━━━━━ Supplied records
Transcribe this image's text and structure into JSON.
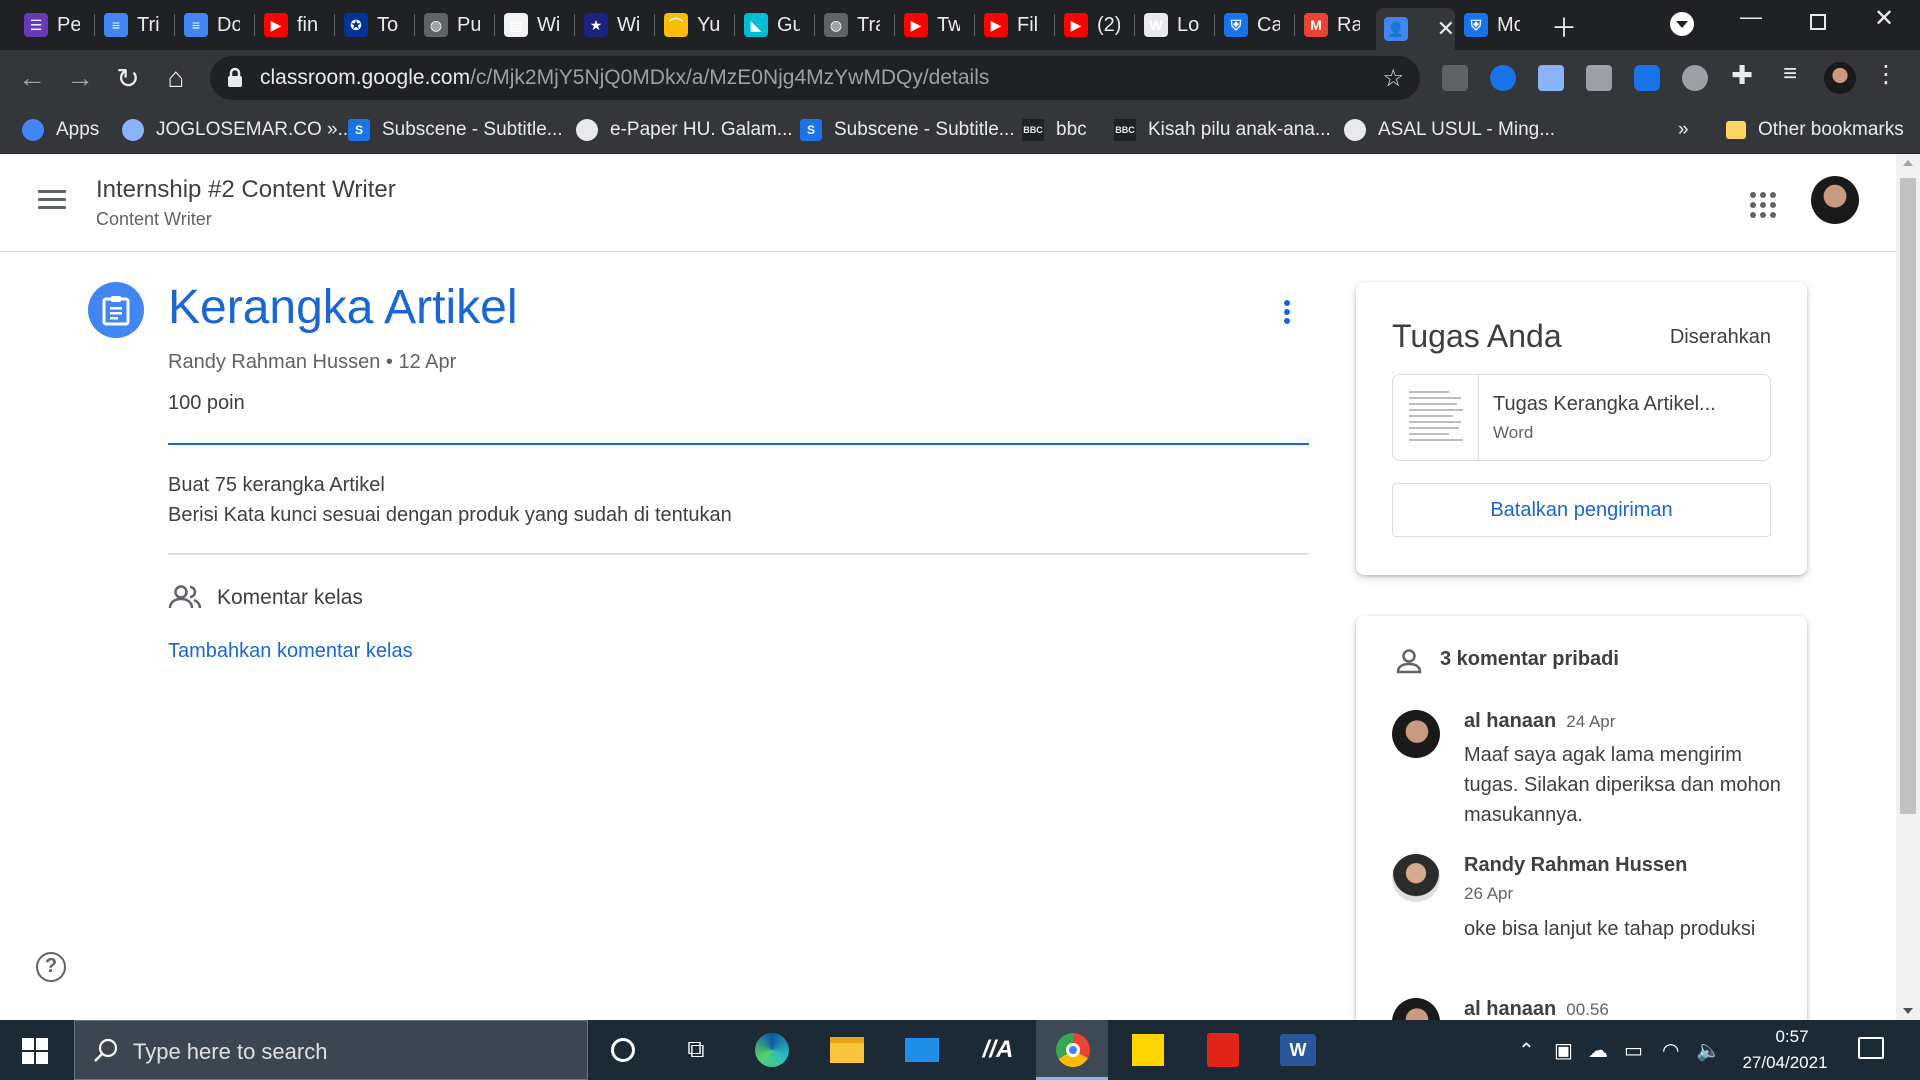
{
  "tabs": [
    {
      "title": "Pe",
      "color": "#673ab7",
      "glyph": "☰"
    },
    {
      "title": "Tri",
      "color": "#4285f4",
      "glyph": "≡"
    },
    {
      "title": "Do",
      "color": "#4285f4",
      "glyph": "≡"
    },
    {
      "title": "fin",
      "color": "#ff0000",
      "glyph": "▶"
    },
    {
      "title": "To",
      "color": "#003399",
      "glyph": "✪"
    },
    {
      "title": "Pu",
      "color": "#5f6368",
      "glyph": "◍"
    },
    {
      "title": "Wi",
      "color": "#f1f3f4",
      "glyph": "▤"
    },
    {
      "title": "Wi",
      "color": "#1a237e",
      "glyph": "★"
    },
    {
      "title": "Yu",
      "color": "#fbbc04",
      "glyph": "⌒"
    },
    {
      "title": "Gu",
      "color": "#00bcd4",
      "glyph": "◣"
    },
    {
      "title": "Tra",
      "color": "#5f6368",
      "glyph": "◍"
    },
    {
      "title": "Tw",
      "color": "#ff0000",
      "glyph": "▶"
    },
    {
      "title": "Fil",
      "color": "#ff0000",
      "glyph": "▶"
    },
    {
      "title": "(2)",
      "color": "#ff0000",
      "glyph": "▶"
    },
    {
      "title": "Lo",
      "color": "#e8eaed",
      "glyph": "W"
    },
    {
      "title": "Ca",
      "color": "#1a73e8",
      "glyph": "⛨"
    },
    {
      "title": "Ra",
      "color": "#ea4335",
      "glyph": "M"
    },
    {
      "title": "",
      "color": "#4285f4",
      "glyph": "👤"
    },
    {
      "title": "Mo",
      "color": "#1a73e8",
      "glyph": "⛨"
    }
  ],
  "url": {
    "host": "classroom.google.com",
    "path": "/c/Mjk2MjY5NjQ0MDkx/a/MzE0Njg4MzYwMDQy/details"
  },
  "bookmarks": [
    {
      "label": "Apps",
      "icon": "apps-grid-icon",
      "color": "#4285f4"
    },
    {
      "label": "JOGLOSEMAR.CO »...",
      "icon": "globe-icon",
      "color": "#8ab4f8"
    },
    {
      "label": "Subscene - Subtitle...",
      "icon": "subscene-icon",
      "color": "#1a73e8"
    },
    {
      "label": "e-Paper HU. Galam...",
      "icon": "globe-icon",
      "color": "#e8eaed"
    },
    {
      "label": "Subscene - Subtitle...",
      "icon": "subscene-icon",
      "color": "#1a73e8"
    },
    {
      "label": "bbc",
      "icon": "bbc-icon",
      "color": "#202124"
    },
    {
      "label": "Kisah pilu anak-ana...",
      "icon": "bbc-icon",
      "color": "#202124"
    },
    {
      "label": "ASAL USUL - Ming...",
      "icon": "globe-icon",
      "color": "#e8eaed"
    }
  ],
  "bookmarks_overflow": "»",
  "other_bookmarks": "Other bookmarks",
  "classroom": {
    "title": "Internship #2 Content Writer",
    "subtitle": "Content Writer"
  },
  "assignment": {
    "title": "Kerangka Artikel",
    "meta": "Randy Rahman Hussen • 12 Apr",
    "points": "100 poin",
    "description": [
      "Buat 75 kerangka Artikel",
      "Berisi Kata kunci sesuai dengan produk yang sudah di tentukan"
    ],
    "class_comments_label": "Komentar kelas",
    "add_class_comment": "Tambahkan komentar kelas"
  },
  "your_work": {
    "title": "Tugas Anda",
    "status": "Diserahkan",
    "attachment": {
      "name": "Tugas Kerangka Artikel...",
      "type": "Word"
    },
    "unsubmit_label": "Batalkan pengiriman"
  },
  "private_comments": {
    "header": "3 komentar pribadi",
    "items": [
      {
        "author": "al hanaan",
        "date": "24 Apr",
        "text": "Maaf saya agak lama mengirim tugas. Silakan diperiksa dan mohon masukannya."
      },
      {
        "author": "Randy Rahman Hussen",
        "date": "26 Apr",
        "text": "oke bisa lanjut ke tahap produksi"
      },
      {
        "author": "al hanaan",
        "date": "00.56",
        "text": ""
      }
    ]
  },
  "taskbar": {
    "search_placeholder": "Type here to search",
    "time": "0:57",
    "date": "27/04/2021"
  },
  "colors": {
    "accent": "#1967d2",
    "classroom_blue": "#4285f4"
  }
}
━━━━━━━━━━
━━━━━ Supplied records
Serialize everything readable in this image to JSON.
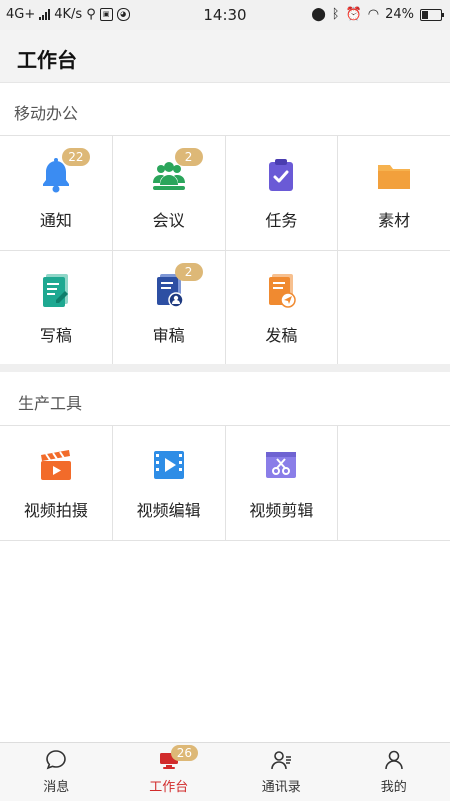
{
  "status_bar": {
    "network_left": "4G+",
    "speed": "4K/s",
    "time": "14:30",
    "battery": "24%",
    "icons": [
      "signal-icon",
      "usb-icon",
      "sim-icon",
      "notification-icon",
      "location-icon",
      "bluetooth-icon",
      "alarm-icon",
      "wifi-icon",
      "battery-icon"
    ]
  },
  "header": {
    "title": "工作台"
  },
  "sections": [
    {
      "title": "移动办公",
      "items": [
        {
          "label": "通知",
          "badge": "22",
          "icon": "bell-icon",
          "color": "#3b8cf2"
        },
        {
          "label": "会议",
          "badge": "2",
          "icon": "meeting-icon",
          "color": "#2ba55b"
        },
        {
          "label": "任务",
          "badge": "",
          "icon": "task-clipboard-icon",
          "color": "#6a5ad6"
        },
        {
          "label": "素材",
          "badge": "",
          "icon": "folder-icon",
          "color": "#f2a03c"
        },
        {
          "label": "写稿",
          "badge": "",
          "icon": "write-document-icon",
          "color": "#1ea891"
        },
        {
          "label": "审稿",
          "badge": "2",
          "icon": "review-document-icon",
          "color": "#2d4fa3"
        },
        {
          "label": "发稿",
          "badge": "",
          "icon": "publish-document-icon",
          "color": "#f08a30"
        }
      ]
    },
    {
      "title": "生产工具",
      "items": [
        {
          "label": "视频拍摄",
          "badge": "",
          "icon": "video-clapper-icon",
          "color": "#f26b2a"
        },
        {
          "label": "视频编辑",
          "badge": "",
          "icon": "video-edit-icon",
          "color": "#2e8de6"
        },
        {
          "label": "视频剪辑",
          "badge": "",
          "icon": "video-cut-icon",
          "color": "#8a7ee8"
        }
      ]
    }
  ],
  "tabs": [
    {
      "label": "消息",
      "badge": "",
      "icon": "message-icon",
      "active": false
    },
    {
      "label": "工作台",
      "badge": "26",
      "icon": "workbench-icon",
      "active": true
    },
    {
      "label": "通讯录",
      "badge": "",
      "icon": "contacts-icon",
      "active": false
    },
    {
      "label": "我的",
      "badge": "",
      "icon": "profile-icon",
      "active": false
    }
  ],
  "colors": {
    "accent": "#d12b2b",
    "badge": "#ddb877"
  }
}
━━━━━━━━━━
* **Task**
Search the data for "Artikel". Copy every matching line.

* **Answer**
    "title": "Kerangka Artikel",
      "Buat 75 kerangka Artikel",
      "name": "Tugas Kerangka Artikel...",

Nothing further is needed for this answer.